Records for the exercise:
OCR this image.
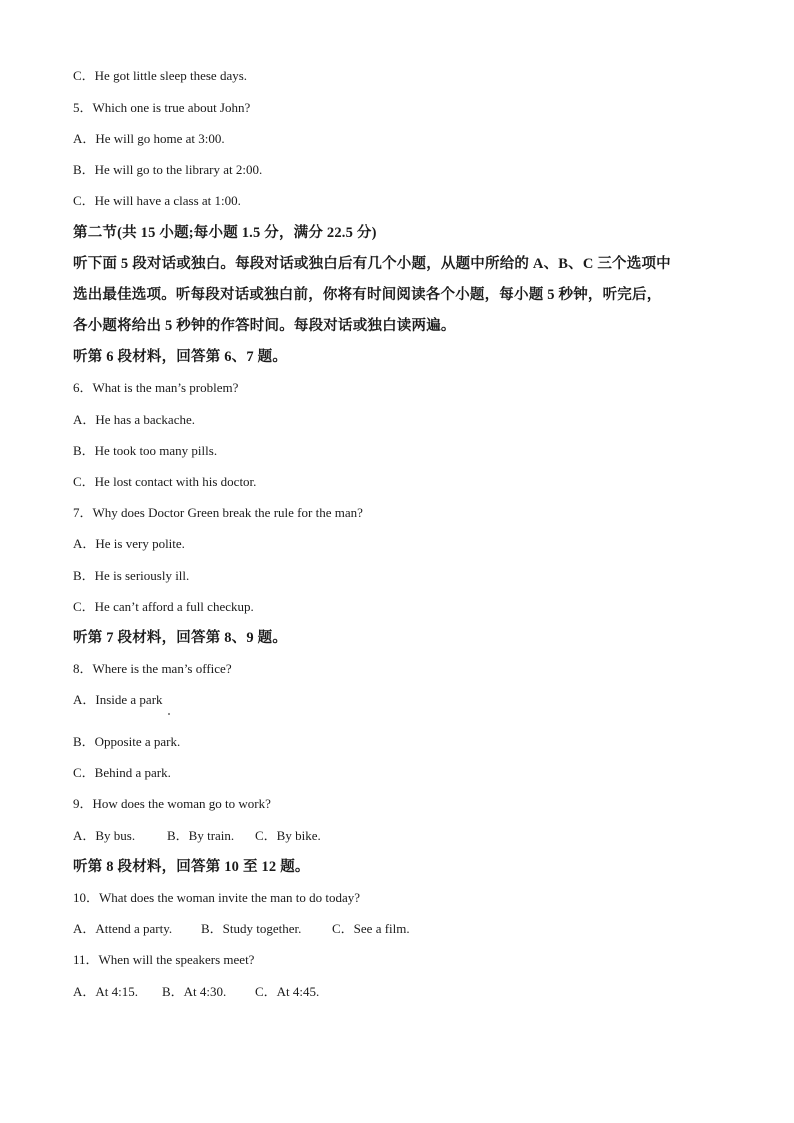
C．He got little sleep these days.
5．Which one is true about John?
A．He will go home at 3:00.
B．He will go to the library at 2:00.
C．He will have a class at 1:00.
第二节(共 15 小题;每小题 1.5 分，满分 22.5 分)
听下面 5 段对话或独白。每段对话或独白后有几个小题，从题中所给的 A、B、C 三个选项中
选出最佳选项。听每段对话或独白前，你将有时间阅读各个小题，每小题 5 秒钟，听完后，
各小题将给出 5 秒钟的作答时间。每段对话或独白读两遍。
听第 6 段材料，回答第 6、7 题。
6．What is the man’s problem?
A．He has a backache.
B．He took too many pills.
C．He lost contact with his doctor.
7．Why does Doctor Green break the rule for the man?
A．He is very polite.
B．He is seriously ill.
C．He can’t afford a full checkup.
听第 7 段材料，回答第 8、9 题。
8．Where is the man’s office?
A．Inside a park
B．Opposite a park.
C．Behind a park.
9．How does the woman go to work?
A．By bus. B．By train. C．By bike.
听第 8 段材料，回答第 10 至 12 题。
10．What does the woman invite the man to do today?
A．Attend a party. B．Study together. C．See a film.
11．When will the speakers meet?
A．At 4:15. B．At 4:30. C．At 4:45.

Stated exercise: Scan the material above for the string "will" and report each line where you find it.

Solved exercise:
A．He will go home at 3:00.
B．He will go to the library at 2:00.
C．He will have a class at 1:00.
11．When will the speakers meet?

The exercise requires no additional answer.